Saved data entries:
━━━━━━━━━━━━━━━━━━━━

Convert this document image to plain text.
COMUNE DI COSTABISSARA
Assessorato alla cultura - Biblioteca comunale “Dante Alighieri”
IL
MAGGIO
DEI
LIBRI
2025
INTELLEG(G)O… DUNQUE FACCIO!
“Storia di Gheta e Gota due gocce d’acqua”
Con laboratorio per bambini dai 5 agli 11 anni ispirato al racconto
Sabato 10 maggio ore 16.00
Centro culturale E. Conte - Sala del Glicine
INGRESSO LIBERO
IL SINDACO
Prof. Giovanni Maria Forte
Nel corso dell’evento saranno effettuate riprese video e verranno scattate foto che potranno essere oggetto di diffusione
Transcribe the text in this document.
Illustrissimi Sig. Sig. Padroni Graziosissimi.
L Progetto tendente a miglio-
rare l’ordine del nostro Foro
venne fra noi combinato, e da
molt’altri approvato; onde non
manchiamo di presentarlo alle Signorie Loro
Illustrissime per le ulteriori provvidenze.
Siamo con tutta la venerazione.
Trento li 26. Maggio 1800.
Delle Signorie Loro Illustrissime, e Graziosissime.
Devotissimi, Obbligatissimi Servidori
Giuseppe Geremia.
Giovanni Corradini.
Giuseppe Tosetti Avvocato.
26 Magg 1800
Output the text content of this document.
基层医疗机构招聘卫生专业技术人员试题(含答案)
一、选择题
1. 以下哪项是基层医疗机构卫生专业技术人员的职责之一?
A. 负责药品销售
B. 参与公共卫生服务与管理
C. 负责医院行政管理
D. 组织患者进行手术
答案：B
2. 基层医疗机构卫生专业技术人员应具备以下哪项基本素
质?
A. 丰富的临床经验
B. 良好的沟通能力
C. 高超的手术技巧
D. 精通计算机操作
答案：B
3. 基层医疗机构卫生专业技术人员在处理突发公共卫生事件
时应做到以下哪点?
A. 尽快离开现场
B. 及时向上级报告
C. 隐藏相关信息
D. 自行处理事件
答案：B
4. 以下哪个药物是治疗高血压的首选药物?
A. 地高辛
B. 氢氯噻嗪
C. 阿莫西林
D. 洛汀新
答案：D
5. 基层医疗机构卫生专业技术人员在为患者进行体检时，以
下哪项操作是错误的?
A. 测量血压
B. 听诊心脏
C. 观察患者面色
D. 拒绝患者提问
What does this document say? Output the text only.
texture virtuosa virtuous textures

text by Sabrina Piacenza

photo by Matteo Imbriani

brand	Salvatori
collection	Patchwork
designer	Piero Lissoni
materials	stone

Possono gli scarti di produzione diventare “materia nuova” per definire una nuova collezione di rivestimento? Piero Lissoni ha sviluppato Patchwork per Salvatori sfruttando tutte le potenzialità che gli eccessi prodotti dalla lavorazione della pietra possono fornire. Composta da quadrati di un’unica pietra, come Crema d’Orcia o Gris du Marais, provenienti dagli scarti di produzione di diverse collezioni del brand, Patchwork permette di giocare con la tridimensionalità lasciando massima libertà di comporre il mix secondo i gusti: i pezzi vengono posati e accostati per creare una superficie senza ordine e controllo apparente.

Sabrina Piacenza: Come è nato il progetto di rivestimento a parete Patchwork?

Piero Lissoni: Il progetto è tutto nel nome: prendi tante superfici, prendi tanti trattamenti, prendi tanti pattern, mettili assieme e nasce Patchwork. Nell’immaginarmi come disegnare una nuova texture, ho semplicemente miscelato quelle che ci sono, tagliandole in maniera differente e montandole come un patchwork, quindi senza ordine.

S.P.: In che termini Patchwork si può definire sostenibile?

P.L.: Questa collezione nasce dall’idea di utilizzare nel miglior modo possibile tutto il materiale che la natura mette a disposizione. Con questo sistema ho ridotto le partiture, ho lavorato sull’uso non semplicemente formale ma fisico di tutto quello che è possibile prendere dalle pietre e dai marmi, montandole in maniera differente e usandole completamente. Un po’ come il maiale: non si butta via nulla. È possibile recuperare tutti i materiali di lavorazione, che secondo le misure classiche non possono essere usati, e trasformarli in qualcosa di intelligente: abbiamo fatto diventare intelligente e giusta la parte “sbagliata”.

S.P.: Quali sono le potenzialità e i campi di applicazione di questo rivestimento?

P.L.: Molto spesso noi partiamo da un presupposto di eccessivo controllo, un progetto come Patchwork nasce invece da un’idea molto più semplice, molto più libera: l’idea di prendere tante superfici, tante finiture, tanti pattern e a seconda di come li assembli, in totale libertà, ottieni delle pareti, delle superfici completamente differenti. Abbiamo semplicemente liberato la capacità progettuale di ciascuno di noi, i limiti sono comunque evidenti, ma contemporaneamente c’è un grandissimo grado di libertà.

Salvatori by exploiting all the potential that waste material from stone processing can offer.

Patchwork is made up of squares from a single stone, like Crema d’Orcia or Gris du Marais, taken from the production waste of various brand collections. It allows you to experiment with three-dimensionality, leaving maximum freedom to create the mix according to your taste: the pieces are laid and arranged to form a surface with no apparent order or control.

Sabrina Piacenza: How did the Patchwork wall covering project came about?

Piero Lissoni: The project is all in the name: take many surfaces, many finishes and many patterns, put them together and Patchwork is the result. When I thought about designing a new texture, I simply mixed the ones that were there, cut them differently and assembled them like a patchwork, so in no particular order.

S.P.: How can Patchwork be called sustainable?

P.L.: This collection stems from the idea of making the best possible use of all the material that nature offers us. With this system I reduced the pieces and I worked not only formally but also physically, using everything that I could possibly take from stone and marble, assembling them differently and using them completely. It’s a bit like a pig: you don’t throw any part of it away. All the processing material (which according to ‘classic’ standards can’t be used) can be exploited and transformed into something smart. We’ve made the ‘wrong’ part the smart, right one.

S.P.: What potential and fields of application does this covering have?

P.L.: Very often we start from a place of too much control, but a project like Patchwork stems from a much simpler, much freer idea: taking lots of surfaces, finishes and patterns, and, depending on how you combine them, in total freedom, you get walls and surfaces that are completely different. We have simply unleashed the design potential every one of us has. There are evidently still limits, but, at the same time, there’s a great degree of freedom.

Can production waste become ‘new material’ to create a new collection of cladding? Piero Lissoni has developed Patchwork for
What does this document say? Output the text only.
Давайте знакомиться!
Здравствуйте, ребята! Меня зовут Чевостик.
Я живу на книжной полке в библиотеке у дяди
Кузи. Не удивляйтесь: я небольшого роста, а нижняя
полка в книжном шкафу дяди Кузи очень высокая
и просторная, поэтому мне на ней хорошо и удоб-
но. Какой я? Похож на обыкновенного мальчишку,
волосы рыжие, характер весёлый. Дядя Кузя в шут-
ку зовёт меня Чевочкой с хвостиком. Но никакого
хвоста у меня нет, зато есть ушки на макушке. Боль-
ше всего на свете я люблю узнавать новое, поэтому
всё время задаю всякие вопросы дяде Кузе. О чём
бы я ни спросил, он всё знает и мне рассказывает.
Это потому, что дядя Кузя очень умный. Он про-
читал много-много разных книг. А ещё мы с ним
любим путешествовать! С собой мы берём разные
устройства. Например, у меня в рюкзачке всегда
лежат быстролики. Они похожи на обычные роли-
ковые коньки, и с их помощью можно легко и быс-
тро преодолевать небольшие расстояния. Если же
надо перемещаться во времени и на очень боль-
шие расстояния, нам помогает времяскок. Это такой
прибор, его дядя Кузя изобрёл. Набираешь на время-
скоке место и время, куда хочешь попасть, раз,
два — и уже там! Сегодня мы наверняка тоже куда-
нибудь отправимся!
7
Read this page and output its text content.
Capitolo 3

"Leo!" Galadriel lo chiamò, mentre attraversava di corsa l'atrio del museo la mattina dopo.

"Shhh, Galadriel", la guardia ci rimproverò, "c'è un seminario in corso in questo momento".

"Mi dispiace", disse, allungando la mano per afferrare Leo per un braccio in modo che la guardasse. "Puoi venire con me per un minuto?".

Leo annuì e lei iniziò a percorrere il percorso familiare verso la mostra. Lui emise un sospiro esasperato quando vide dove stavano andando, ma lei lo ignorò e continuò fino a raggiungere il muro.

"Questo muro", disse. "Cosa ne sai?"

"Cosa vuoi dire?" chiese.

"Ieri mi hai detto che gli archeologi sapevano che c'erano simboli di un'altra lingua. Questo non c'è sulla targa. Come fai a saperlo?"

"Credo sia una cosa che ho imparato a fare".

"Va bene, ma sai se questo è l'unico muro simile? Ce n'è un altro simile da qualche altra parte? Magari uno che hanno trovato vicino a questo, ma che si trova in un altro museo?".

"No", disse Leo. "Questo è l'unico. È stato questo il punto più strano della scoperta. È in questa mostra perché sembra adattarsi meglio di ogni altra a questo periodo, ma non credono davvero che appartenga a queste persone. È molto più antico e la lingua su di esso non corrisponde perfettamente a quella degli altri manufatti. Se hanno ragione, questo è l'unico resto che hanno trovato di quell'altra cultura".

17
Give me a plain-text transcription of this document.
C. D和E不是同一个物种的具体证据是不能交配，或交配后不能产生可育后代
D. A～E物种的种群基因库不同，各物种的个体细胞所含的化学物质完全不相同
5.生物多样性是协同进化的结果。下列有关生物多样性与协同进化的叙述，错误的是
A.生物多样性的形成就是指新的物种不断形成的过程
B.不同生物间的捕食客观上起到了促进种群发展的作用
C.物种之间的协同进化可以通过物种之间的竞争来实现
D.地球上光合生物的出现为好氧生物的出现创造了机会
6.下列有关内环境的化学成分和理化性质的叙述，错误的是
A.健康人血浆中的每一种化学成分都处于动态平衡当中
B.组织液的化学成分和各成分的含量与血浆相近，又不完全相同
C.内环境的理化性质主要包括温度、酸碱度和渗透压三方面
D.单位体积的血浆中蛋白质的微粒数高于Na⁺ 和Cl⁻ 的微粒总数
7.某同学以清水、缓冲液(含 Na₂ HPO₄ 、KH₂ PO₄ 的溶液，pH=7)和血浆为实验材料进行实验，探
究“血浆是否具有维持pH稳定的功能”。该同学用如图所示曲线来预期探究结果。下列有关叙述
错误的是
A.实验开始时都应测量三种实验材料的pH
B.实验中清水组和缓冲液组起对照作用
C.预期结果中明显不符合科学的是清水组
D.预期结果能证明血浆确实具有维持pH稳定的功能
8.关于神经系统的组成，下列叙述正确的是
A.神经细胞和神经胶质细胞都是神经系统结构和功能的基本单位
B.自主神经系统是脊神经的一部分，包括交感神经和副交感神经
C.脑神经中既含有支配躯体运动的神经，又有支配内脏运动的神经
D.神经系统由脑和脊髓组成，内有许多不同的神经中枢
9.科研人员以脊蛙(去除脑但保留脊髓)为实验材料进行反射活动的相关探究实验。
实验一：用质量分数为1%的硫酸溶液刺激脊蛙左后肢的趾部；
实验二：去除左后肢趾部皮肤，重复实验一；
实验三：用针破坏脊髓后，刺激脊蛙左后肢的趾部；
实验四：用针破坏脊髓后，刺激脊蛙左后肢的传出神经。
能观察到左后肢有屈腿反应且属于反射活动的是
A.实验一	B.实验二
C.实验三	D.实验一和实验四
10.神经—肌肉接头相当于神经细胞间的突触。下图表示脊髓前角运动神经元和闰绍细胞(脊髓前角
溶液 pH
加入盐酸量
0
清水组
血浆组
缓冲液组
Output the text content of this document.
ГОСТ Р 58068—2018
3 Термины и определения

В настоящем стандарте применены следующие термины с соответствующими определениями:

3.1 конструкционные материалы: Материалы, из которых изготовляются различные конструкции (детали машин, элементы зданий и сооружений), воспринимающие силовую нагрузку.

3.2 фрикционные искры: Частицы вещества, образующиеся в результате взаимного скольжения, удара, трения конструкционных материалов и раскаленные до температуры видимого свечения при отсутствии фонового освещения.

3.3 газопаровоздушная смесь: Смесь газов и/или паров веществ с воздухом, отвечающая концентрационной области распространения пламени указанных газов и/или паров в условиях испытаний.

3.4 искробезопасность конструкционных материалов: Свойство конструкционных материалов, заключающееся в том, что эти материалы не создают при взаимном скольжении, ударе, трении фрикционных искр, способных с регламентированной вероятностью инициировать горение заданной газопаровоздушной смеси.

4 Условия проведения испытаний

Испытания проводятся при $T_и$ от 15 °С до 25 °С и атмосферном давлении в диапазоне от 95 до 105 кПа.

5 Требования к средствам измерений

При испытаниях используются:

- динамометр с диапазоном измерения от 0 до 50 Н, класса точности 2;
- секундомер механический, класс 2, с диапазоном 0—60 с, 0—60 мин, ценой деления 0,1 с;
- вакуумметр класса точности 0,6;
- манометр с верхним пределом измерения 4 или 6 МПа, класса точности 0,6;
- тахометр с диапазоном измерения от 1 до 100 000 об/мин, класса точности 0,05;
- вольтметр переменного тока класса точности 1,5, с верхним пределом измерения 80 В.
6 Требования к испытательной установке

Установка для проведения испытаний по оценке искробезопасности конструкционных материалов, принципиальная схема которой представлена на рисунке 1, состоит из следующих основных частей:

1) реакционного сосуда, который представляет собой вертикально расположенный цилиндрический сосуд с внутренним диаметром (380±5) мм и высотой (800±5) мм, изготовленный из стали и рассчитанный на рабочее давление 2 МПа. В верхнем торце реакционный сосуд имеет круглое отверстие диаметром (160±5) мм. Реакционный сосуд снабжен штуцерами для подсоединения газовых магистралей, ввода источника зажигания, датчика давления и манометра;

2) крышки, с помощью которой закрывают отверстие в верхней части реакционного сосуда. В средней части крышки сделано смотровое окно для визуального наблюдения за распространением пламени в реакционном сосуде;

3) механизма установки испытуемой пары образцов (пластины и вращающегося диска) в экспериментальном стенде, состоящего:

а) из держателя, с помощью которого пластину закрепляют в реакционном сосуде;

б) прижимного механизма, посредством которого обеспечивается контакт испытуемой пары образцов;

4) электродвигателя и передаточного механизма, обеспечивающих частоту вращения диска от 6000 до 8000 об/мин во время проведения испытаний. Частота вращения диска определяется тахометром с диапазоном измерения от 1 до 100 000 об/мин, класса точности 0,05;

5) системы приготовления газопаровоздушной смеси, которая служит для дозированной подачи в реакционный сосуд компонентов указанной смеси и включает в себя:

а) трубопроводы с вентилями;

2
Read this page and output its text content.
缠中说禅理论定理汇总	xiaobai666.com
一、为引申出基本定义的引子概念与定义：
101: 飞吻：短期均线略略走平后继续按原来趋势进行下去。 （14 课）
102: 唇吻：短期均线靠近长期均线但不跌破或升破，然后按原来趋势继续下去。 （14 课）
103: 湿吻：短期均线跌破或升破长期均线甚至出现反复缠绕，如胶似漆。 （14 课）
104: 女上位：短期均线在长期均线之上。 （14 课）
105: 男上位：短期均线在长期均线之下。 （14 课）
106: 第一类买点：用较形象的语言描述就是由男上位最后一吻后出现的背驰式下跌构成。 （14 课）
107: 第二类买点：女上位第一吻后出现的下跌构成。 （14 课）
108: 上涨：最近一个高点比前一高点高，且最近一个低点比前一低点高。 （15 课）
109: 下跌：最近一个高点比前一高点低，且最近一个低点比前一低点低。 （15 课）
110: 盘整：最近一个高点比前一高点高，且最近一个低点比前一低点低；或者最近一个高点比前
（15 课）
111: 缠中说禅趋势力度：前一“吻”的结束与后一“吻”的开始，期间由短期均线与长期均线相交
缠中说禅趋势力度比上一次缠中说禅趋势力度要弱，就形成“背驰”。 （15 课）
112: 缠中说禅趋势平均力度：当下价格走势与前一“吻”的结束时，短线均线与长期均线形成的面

━━━━━━━━━━━━━━━━━━━━

▸ GIVEN REQUEST
Copy all lines from the material that hold "plain".

▸ COMPLETE ANSWER
Convert this document image to plain text.
Give me a plain-text transcription of this document.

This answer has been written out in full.